Given problem:
Go through the records and give each one again exactly.

Records supplied:
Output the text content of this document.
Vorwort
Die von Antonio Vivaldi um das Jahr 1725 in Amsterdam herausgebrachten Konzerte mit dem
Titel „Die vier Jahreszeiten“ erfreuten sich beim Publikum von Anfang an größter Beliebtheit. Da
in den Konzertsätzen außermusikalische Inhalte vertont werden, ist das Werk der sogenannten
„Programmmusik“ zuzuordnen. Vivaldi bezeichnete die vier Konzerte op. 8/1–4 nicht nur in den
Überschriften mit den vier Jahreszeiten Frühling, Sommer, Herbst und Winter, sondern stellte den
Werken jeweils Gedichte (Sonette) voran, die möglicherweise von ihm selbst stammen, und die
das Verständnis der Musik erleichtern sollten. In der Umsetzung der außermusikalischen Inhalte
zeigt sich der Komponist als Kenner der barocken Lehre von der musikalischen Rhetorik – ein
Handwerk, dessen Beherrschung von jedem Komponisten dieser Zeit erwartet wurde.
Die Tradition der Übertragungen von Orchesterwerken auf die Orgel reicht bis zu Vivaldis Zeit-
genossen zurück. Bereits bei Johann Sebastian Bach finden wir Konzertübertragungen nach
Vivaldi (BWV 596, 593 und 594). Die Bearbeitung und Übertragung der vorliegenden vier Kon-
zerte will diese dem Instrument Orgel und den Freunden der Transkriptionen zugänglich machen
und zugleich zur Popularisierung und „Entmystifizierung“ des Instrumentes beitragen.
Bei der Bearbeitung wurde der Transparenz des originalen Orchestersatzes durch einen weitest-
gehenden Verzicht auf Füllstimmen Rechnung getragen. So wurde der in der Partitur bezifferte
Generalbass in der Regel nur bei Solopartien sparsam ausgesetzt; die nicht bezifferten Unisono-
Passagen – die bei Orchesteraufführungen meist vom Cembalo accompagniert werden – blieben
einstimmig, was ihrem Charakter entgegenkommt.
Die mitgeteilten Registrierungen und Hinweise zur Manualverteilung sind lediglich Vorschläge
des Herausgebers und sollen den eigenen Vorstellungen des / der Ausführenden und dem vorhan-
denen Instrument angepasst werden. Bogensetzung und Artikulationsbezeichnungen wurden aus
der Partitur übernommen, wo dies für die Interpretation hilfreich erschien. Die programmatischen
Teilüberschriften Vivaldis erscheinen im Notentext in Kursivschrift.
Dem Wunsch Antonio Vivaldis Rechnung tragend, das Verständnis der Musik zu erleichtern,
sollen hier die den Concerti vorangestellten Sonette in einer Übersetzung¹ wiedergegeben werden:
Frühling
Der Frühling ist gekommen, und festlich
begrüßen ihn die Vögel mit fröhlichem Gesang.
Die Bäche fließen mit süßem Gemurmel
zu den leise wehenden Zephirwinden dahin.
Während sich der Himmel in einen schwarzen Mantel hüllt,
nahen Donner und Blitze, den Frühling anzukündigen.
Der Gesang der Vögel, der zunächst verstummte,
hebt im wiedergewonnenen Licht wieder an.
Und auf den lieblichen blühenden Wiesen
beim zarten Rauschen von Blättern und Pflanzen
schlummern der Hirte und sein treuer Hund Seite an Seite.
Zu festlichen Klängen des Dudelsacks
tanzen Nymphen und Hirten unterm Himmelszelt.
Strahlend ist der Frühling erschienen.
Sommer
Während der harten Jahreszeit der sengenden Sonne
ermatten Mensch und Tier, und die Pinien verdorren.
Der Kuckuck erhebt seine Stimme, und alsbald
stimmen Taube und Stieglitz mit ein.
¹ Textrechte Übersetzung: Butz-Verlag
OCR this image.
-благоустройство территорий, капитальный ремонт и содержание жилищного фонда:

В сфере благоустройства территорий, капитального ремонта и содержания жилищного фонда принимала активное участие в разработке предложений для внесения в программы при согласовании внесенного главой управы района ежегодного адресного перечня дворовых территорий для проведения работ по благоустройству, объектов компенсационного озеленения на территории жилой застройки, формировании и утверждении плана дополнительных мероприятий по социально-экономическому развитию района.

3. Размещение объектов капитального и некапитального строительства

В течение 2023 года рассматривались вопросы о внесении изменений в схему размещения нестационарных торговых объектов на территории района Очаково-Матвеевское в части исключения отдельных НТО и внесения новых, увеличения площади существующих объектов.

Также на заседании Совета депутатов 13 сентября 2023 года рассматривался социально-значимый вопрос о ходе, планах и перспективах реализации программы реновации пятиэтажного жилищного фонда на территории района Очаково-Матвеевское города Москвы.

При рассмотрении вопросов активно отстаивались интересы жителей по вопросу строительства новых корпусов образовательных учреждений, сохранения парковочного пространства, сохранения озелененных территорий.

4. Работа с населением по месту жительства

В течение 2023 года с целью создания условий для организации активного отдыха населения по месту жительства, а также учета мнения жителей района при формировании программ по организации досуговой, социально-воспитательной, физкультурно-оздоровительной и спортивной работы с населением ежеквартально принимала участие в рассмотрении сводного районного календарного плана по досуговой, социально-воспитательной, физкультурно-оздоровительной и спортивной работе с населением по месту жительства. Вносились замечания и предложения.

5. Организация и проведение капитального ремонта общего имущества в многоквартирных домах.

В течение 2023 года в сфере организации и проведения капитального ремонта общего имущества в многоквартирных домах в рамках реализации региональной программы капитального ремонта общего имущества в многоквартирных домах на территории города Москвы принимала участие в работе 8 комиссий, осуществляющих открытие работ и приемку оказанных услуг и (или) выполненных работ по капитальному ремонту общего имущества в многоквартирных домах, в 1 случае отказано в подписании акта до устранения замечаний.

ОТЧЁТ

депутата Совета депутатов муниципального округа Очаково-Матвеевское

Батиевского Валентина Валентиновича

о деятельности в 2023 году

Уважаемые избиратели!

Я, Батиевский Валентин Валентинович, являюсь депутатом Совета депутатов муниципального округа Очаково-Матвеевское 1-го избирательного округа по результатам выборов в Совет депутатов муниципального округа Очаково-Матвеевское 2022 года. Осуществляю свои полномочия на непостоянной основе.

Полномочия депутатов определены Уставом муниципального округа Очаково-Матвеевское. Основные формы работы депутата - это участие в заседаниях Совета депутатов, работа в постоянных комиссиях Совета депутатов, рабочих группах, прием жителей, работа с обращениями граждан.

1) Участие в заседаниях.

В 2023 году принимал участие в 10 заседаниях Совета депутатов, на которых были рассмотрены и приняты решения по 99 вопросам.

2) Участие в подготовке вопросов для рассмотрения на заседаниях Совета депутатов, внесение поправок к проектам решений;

The solution:
Output the text content of this document.
Vorwort
Die von Antonio Vivaldi um das Jahr 1725 in Amsterdam herausgebrachten Konzerte mit dem
Titel „Die vier Jahreszeiten“ erfreuten sich beim Publikum von Anfang an größter Beliebtheit. Da
in den Konzertsätzen außermusikalische Inhalte vertont werden, ist das Werk der sogenannten
„Programmmusik“ zuzuordnen. Vivaldi bezeichnete die vier Konzerte op. 8/1–4 nicht nur in den
Überschriften mit den vier Jahreszeiten Frühling, Sommer, Herbst und Winter, sondern stellte den
Werken jeweils Gedichte (Sonette) voran, die möglicherweise von ihm selbst stammen, und die
das Verständnis der Musik erleichtern sollten. In der Umsetzung der außermusikalischen Inhalte
zeigt sich der Komponist als Kenner der barocken Lehre von der musikalischen Rhetorik – ein
Handwerk, dessen Beherrschung von jedem Komponisten dieser Zeit erwartet wurde.
Die Tradition der Übertragungen von Orchesterwerken auf die Orgel reicht bis zu Vivaldis Zeit-
genossen zurück. Bereits bei Johann Sebastian Bach finden wir Konzertübertragungen nach
Vivaldi (BWV 596, 593 und 594). Die Bearbeitung und Übertragung der vorliegenden vier Kon-
zerte will diese dem Instrument Orgel und den Freunden der Transkriptionen zugänglich machen
und zugleich zur Popularisierung und „Entmystifizierung“ des Instrumentes beitragen.
Bei der Bearbeitung wurde der Transparenz des originalen Orchestersatzes durch einen weitest-
gehenden Verzicht auf Füllstimmen Rechnung getragen. So wurde der in der Partitur bezifferte
Generalbass in der Regel nur bei Solopartien sparsam ausgesetzt; die nicht bezifferten Unisono-
Passagen – die bei Orchesteraufführungen meist vom Cembalo accompagniert werden – blieben
einstimmig, was ihrem Charakter entgegenkommt.
Die mitgeteilten Registrierungen und Hinweise zur Manualverteilung sind lediglich Vorschläge
des Herausgebers und sollen den eigenen Vorstellungen des / der Ausführenden und dem vorhan-
denen Instrument angepasst werden. Bogensetzung und Artikulationsbezeichnungen wurden aus
der Partitur übernommen, wo dies für die Interpretation hilfreich erschien. Die programmatischen
Teilüberschriften Vivaldis erscheinen im Notentext in Kursivschrift.
Dem Wunsch Antonio Vivaldis Rechnung tragend, das Verständnis der Musik zu erleichtern,
sollen hier die den Concerti vorangestellten Sonette in einer Übersetzung¹ wiedergegeben werden:
Frühling
Der Frühling ist gekommen, und festlich
begrüßen ihn die Vögel mit fröhlichem Gesang.
Die Bäche fließen mit süßem Gemurmel
zu den leise wehenden Zephirwinden dahin.
Während sich der Himmel in einen schwarzen Mantel hüllt,
nahen Donner und Blitze, den Frühling anzukündigen.
Der Gesang der Vögel, der zunächst verstummte,
hebt im wiedergewonnenen Licht wieder an.
Und auf den lieblichen blühenden Wiesen
beim zarten Rauschen von Blättern und Pflanzen
schlummern der Hirte und sein treuer Hund Seite an Seite.
Zu festlichen Klängen des Dudelsacks
tanzen Nymphen und Hirten unterm Himmelszelt.
Strahlend ist der Frühling erschienen.
Sommer
Während der harten Jahreszeit der sengenden Sonne
ermatten Mensch und Tier, und die Pinien verdorren.
Der Kuckuck erhebt seine Stimme, und alsbald
stimmen Taube und Stieglitz mit ein.
¹ Textrechte Übersetzung: Butz-Verlag
OCR this image.
-благоустройство территорий, капитальный ремонт и содержание жилищного фонда:

В сфере благоустройства территорий, капитального ремонта и содержания жилищного фонда принимала активное участие в разработке предложений для внесения в программы при согласовании внесенного главой управы района ежегодного адресного перечня дворовых территорий для проведения работ по благоустройству, объектов компенсационного озеленения на территории жилой застройки, формировании и утверждении плана дополнительных мероприятий по социально-экономическому развитию района.

3. Размещение объектов капитального и некапитального строительства

В течение 2023 года рассматривались вопросы о внесении изменений в схему размещения нестационарных торговых объектов на территории района Очаково-Матвеевское в части исключения отдельных НТО и внесения новых, увеличения площади существующих объектов.

Также на заседании Совета депутатов 13 сентября 2023 года рассматривался социально-значимый вопрос о ходе, планах и перспективах реализации программы реновации пятиэтажного жилищного фонда на территории района Очаково-Матвеевское города Москвы.

При рассмотрении вопросов активно отстаивались интересы жителей по вопросу строительства новых корпусов образовательных учреждений, сохранения парковочного пространства, сохранения озелененных территорий.

4. Работа с населением по месту жительства

В течение 2023 года с целью создания условий для организации активного отдыха населения по месту жительства, а также учета мнения жителей района при формировании программ по организации досуговой, социально-воспитательной, физкультурно-оздоровительной и спортивной работы с населением ежеквартально принимала участие в рассмотрении сводного районного календарного плана по досуговой, социально-воспитательной, физкультурно-оздоровительной и спортивной работе с населением по месту жительства. Вносились замечания и предложения.

5. Организация и проведение капитального ремонта общего имущества в многоквартирных домах.

В течение 2023 года в сфере организации и проведения капитального ремонта общего имущества в многоквартирных домах в рамках реализации региональной программы капитального ремонта общего имущества в многоквартирных домах на территории города Москвы принимала участие в работе 8 комиссий, осуществляющих открытие работ и приемку оказанных услуг и (или) выполненных работ по капитальному ремонту общего имущества в многоквартирных домах, в 1 случае отказано в подписании акта до устранения замечаний.

ОТЧЁТ

депутата Совета депутатов муниципального округа Очаково-Матвеевское

Батиевского Валентина Валентиновича

о деятельности в 2023 году

Уважаемые избиратели!

Я, Батиевский Валентин Валентинович, являюсь депутатом Совета депутатов муниципального округа Очаково-Матвеевское 1-го избирательного округа по результатам выборов в Совет депутатов муниципального округа Очаково-Матвеевское 2022 года. Осуществляю свои полномочия на непостоянной основе.

Полномочия депутатов определены Уставом муниципального округа Очаково-Матвеевское. Основные формы работы депутата - это участие в заседаниях Совета депутатов, работа в постоянных комиссиях Совета депутатов, рабочих группах, прием жителей, работа с обращениями граждан.

1) Участие в заседаниях.

В 2023 году принимал участие в 10 заседаниях Совета депутатов, на которых были рассмотрены и приняты решения по 99 вопросам.

2) Участие в подготовке вопросов для рассмотрения на заседаниях Совета депутатов, внесение поправок к проектам решений;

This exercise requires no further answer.